>> BEGIN STORED ROWS

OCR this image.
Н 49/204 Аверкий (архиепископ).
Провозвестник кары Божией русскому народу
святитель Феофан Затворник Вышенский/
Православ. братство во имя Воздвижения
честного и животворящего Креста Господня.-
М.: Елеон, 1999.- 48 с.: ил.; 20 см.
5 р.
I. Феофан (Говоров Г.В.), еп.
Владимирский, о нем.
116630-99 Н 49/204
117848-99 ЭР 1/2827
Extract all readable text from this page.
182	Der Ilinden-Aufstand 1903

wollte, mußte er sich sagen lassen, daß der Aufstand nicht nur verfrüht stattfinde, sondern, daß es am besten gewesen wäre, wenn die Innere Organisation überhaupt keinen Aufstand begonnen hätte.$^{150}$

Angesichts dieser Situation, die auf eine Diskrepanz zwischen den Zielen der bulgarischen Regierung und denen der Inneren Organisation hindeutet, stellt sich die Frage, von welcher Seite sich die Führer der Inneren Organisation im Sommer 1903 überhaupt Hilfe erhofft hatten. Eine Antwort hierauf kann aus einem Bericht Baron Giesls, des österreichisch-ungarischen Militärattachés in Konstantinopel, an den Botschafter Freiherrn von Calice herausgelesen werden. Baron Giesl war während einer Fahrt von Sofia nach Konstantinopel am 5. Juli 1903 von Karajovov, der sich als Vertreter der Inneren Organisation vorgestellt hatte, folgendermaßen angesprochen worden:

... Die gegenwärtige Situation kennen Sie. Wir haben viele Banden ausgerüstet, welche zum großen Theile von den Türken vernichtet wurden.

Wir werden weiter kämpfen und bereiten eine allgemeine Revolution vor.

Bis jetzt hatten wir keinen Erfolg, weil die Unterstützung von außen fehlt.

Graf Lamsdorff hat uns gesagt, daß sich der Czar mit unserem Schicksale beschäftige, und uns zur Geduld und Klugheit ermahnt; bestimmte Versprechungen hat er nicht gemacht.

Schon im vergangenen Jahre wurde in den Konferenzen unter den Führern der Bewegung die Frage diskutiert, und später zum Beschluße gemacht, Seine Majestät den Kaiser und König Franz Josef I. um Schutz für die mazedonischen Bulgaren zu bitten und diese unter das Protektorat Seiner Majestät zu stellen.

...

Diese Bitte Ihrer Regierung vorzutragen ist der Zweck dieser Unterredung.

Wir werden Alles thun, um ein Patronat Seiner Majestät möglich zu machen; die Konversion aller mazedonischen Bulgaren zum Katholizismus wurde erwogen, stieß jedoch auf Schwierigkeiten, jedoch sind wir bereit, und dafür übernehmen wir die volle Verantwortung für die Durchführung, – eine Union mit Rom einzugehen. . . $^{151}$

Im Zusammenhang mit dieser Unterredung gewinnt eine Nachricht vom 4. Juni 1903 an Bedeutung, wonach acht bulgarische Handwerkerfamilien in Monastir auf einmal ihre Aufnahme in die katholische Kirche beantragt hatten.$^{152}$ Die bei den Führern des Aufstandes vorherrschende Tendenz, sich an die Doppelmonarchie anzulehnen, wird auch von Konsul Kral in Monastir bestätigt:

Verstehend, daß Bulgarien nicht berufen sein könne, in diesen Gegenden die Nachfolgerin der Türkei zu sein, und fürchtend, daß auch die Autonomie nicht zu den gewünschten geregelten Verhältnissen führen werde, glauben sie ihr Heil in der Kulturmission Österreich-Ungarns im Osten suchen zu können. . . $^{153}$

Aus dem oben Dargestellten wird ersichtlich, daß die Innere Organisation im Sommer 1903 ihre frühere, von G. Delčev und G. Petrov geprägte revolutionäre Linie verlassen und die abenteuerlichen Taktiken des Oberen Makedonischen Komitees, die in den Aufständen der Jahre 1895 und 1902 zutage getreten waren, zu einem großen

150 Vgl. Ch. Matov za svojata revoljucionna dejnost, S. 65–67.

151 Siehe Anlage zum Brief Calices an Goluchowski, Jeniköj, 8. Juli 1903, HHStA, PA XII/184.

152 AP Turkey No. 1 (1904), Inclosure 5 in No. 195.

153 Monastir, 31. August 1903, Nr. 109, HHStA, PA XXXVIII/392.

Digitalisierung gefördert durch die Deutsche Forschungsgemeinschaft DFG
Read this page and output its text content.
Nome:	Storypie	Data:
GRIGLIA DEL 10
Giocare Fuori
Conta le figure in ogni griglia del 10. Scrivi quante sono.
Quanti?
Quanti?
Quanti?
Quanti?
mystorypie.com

>> END STORED ROWS

- _REQUIRED TASK_:
Using the entries above, return each line in which the word "this" occurs.

- _ANSWER TO THE PROBLEM_:
OCR this image.
Extract all readable text from this page.
Read this page and output its text content.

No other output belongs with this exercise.